Begin Dataset rows
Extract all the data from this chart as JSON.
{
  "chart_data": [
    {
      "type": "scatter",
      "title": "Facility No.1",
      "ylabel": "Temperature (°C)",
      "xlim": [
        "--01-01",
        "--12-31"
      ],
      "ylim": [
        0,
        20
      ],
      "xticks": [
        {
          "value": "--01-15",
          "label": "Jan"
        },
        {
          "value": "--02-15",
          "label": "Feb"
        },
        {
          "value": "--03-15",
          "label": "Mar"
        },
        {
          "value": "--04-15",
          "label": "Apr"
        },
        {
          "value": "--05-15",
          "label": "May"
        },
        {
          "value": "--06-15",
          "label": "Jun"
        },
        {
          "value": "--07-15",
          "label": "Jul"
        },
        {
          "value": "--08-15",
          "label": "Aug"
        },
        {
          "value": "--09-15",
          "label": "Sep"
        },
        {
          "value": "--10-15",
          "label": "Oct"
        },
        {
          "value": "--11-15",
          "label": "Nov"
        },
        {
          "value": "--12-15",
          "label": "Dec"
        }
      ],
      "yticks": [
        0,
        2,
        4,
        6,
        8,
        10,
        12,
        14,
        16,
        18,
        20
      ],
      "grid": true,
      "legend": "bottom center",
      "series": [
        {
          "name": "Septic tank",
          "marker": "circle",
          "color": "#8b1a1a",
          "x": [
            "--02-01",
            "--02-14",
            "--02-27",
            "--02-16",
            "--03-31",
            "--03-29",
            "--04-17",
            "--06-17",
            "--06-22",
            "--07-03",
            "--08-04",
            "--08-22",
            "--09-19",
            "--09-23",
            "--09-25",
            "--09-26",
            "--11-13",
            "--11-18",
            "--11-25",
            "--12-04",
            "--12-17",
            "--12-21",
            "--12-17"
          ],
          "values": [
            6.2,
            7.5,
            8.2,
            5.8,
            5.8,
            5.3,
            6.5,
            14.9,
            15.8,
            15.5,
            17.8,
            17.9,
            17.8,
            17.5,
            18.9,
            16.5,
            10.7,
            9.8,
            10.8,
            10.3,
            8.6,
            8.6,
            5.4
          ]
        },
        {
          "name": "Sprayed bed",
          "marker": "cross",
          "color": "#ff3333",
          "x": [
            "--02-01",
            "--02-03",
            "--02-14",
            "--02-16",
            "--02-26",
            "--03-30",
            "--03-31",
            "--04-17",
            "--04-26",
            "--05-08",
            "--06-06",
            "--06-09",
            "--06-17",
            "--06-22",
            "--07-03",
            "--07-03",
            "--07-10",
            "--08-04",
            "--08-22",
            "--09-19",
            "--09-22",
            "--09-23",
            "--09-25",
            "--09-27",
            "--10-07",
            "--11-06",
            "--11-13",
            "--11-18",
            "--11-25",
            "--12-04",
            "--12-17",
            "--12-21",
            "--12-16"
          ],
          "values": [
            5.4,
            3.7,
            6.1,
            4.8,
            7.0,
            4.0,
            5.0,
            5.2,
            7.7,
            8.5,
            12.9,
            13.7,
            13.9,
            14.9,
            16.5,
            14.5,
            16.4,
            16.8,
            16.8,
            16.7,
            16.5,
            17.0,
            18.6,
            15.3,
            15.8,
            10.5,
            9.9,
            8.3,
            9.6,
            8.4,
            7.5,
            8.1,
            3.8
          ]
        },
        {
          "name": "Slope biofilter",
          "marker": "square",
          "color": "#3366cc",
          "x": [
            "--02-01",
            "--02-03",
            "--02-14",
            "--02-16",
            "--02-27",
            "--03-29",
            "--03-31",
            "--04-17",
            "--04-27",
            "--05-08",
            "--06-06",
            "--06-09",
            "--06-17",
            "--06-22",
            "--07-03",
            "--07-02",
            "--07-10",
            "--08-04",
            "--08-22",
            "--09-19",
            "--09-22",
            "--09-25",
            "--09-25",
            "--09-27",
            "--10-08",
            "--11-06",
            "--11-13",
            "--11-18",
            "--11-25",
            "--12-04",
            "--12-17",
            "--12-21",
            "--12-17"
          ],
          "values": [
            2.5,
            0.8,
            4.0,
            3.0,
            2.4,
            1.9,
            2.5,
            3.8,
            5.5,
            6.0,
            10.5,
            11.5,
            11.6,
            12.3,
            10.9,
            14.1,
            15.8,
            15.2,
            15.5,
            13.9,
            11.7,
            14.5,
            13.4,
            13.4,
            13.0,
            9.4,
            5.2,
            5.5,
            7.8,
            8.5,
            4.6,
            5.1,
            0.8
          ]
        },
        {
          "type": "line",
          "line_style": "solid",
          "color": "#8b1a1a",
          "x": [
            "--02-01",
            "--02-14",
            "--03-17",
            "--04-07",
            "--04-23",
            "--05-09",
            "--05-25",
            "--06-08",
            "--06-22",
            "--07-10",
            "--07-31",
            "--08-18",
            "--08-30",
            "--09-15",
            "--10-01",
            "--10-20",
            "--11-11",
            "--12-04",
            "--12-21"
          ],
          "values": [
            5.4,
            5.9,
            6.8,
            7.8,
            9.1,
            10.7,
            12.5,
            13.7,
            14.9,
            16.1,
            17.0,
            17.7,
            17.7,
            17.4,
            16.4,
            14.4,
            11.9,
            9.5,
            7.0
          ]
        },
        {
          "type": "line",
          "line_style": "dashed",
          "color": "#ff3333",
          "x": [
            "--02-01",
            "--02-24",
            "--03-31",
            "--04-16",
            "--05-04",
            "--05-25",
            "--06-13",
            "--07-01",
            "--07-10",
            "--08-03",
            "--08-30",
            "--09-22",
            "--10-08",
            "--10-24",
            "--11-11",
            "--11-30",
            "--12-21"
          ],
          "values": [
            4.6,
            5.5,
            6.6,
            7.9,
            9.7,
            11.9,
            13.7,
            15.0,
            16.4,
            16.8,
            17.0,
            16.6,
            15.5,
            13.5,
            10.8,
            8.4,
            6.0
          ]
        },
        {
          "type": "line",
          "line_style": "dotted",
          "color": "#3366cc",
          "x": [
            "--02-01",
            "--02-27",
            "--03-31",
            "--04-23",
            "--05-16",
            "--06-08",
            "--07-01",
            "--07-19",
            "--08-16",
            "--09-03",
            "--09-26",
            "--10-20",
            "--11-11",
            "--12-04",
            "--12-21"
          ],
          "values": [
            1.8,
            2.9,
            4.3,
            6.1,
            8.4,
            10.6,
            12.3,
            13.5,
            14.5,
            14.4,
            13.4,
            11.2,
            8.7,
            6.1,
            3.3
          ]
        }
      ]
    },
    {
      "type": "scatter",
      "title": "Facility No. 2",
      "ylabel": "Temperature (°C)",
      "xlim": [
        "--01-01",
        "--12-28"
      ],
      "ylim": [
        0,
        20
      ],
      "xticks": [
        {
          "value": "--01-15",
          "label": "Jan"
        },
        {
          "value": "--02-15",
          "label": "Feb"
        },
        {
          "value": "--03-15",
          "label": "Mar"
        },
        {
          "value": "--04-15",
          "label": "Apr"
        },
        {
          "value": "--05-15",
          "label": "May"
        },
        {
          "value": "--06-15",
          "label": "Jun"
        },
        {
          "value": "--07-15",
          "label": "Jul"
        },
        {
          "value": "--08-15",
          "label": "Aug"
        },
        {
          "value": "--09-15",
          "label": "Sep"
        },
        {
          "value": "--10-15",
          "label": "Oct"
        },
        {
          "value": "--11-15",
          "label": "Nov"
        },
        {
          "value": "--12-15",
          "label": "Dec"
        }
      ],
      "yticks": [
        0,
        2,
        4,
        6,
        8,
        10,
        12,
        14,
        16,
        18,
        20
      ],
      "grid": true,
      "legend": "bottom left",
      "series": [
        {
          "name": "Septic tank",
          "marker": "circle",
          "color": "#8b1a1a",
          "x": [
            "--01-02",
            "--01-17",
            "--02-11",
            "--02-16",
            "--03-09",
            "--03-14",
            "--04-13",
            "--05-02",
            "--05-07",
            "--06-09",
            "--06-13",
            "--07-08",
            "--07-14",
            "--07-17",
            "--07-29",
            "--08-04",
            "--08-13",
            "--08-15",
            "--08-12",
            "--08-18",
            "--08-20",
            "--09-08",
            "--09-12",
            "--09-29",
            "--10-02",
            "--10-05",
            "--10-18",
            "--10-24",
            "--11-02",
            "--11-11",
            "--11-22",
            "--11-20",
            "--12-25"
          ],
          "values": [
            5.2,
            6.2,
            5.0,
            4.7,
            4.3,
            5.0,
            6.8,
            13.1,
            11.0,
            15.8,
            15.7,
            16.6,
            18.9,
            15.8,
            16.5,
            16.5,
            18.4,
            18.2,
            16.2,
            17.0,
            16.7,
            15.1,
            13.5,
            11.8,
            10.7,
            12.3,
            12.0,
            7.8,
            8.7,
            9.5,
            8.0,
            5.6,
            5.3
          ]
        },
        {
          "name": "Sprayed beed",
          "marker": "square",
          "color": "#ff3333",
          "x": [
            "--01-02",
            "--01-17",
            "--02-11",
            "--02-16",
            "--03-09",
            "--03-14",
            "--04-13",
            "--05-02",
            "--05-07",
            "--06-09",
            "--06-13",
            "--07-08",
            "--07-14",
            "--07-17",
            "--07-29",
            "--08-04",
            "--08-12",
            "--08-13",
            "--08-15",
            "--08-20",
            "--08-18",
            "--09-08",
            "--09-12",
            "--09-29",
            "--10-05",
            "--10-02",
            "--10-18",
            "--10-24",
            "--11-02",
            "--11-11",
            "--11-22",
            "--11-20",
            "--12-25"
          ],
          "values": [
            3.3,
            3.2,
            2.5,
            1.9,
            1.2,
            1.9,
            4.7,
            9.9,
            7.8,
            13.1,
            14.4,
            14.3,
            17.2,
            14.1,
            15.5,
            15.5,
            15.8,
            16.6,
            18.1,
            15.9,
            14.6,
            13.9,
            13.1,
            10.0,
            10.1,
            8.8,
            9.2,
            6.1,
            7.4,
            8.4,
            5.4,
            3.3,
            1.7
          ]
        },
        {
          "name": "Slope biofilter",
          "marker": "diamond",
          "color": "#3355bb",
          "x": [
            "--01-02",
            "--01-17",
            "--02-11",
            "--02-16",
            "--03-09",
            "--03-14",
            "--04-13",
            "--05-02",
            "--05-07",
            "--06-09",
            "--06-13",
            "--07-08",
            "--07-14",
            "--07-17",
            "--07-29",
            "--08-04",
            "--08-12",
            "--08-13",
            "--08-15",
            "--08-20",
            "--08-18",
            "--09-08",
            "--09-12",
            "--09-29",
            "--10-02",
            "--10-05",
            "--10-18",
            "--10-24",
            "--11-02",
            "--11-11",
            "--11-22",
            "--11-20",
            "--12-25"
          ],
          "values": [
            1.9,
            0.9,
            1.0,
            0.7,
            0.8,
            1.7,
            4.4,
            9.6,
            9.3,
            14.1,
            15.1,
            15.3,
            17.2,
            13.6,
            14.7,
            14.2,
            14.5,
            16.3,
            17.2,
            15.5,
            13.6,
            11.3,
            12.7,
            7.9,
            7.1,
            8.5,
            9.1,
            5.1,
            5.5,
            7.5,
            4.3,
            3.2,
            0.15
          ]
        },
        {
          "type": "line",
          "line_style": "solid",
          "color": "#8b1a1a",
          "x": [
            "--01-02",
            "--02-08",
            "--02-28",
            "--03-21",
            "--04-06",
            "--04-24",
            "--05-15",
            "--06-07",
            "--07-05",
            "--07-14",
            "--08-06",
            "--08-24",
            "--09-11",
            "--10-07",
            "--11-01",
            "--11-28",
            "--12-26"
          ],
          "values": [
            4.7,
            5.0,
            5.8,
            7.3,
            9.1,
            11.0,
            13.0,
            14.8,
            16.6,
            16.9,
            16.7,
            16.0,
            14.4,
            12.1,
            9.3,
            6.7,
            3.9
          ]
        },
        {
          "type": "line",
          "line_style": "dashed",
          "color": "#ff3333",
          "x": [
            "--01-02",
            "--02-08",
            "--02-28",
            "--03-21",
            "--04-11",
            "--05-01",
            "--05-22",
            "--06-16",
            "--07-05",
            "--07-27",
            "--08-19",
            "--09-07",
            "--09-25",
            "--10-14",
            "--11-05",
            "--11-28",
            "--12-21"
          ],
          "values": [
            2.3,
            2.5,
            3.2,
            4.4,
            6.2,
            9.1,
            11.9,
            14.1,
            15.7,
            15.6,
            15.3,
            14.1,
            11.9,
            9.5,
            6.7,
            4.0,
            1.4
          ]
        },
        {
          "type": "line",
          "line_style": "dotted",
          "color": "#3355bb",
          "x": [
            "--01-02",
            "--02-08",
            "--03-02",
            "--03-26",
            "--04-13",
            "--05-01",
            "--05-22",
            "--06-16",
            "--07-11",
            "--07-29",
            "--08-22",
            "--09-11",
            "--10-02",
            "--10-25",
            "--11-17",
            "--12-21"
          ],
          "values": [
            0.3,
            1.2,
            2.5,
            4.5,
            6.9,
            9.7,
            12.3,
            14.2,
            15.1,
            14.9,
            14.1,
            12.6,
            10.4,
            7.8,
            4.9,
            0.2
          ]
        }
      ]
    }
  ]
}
End Dataset rows
Begin Dataset rows
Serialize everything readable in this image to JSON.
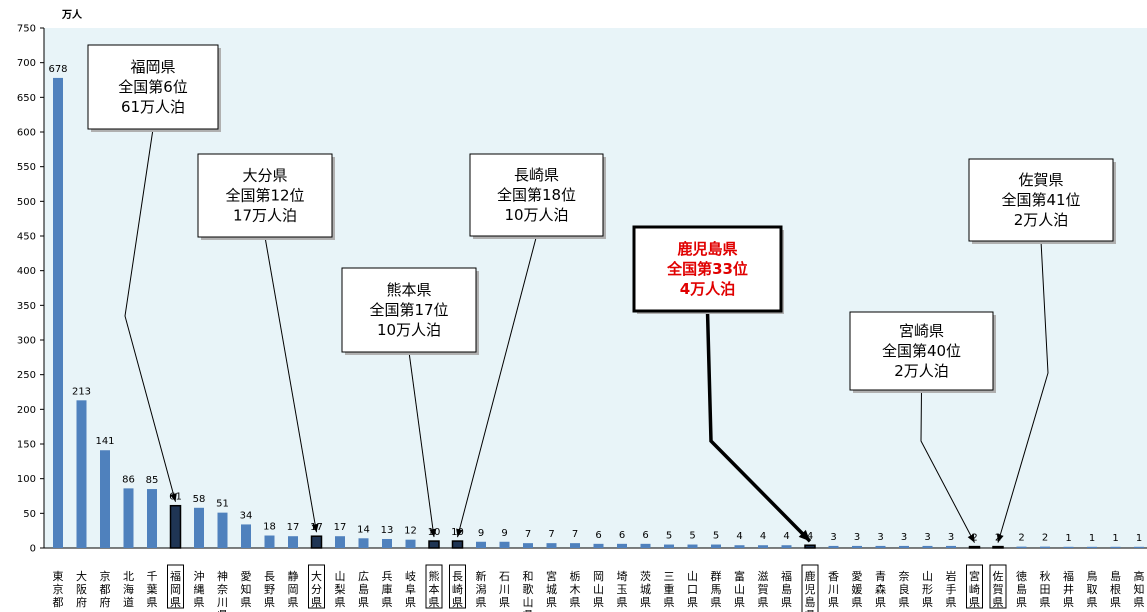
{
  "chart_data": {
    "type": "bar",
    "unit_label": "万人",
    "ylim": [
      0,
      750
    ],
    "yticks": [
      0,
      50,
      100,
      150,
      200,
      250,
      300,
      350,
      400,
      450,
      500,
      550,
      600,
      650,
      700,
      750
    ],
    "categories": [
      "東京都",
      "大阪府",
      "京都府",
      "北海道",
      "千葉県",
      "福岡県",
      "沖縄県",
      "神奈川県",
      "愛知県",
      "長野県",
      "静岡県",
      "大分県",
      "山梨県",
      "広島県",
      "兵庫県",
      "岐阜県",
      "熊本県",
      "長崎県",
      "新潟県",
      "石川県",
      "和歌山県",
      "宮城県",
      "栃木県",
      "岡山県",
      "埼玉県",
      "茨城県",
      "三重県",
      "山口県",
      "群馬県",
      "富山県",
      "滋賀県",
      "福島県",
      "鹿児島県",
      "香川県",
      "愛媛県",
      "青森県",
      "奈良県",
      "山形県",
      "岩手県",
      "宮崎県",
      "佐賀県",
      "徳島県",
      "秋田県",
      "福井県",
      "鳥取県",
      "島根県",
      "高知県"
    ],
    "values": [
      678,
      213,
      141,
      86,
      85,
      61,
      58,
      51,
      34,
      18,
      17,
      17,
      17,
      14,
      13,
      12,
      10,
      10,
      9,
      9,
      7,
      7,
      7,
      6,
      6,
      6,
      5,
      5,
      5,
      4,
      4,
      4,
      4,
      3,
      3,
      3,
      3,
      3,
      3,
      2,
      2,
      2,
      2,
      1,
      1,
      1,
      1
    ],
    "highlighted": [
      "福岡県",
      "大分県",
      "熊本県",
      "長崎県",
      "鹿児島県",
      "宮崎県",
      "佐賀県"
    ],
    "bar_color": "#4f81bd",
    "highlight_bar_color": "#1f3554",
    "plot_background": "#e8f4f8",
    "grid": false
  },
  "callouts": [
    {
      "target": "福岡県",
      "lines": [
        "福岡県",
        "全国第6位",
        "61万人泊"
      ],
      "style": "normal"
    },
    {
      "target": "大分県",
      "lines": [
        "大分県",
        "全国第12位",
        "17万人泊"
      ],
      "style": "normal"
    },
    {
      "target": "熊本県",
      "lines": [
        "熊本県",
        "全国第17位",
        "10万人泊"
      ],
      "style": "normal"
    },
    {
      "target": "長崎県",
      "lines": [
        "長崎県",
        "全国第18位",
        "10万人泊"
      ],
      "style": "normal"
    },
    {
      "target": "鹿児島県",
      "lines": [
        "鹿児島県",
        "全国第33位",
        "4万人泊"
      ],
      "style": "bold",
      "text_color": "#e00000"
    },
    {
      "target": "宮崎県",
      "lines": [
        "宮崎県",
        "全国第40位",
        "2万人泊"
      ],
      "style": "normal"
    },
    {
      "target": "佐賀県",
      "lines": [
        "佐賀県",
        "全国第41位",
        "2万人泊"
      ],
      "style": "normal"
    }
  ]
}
End Dataset rows
Begin Dataset rows
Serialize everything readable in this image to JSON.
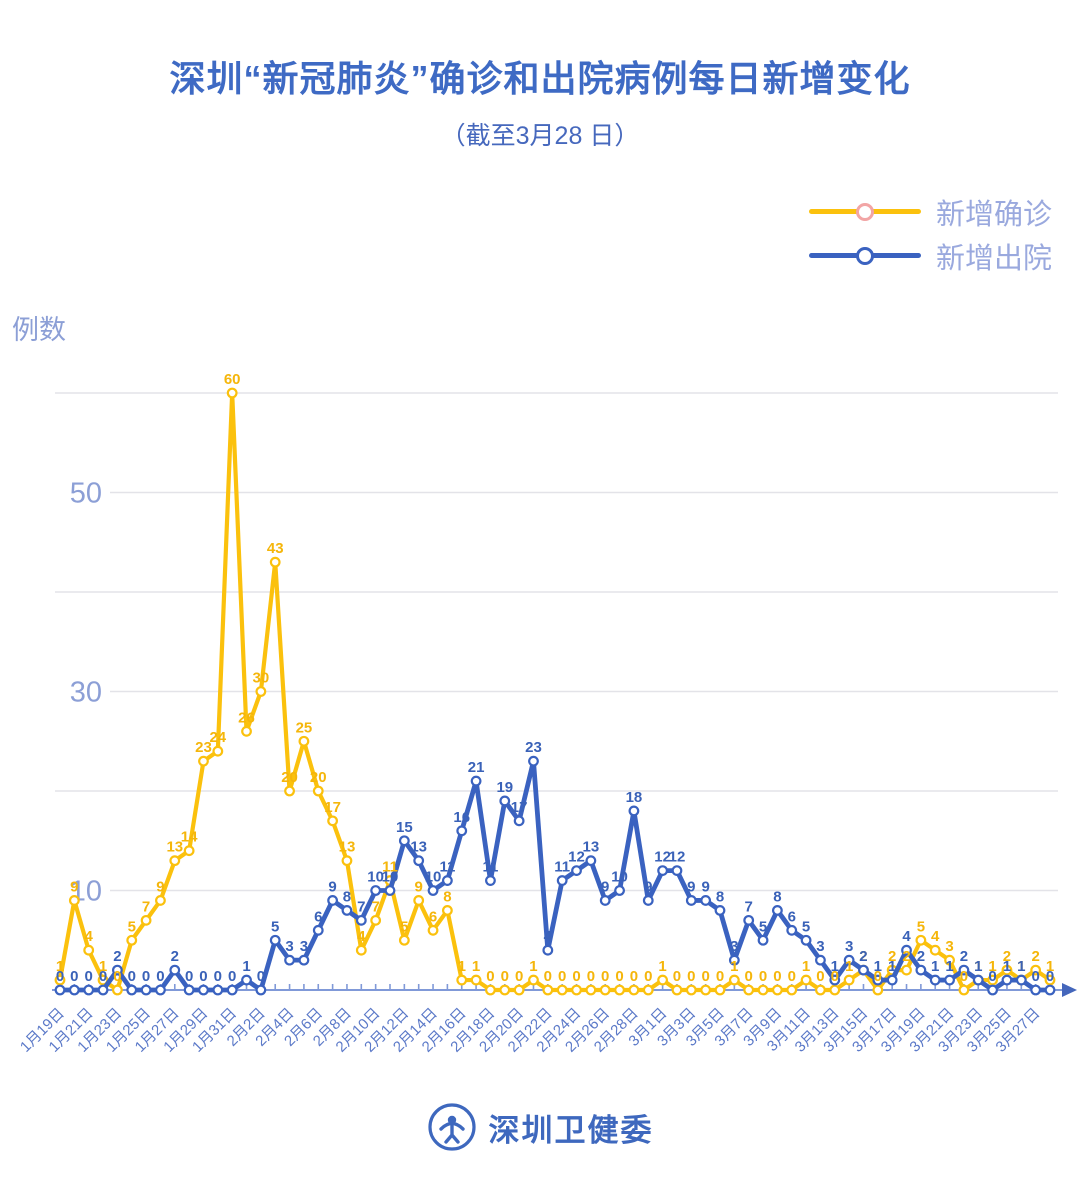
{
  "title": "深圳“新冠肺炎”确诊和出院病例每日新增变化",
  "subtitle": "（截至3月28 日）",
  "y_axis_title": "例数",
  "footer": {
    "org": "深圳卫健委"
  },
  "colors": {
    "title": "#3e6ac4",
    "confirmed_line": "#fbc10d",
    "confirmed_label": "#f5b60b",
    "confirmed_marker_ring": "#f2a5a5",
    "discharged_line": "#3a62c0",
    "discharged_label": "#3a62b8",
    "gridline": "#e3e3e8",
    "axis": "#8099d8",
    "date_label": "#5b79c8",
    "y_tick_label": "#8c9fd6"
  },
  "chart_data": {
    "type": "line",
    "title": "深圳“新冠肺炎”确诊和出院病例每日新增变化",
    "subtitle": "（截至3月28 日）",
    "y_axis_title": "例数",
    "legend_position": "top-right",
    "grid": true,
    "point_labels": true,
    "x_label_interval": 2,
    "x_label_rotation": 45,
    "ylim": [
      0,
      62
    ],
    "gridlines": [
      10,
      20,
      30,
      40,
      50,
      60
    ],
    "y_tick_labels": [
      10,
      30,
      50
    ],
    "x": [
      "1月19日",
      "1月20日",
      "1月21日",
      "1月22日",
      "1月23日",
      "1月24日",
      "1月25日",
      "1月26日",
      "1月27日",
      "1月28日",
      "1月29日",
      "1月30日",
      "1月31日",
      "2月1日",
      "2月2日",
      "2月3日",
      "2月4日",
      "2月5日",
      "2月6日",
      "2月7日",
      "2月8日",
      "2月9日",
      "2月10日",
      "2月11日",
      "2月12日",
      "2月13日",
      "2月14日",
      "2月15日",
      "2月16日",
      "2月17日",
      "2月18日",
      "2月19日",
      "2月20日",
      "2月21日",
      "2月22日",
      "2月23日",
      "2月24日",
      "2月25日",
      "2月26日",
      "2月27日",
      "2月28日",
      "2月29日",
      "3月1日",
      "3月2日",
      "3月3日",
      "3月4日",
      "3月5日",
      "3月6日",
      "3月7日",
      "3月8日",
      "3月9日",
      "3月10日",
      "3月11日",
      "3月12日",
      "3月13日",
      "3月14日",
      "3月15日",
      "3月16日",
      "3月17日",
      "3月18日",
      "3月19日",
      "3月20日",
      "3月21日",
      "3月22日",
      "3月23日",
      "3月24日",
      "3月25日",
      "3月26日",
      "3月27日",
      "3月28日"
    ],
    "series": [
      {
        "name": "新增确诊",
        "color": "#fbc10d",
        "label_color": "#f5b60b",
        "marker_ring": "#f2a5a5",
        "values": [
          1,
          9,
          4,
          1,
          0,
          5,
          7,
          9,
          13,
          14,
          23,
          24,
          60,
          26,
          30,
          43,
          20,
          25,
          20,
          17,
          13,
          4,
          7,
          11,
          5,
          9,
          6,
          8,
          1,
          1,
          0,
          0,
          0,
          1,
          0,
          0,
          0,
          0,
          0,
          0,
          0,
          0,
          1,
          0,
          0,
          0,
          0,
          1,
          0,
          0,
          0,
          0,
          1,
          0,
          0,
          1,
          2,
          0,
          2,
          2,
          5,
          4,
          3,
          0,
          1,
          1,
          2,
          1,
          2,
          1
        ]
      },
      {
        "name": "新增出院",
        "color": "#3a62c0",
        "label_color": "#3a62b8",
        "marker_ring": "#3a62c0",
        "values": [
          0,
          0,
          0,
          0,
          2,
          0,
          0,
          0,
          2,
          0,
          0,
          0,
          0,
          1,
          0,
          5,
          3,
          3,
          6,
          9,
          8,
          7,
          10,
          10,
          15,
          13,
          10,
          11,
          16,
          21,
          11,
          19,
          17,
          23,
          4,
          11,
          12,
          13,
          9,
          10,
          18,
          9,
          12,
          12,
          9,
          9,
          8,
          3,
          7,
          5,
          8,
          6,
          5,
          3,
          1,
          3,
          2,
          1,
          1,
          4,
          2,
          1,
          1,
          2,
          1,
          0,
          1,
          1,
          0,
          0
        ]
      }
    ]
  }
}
End Dataset rows
Collect every line above that contains the word "Facility".

▶ [Solution to the exercise]:
      "title": "Facility No.1",
      "title": "Facility No. 2",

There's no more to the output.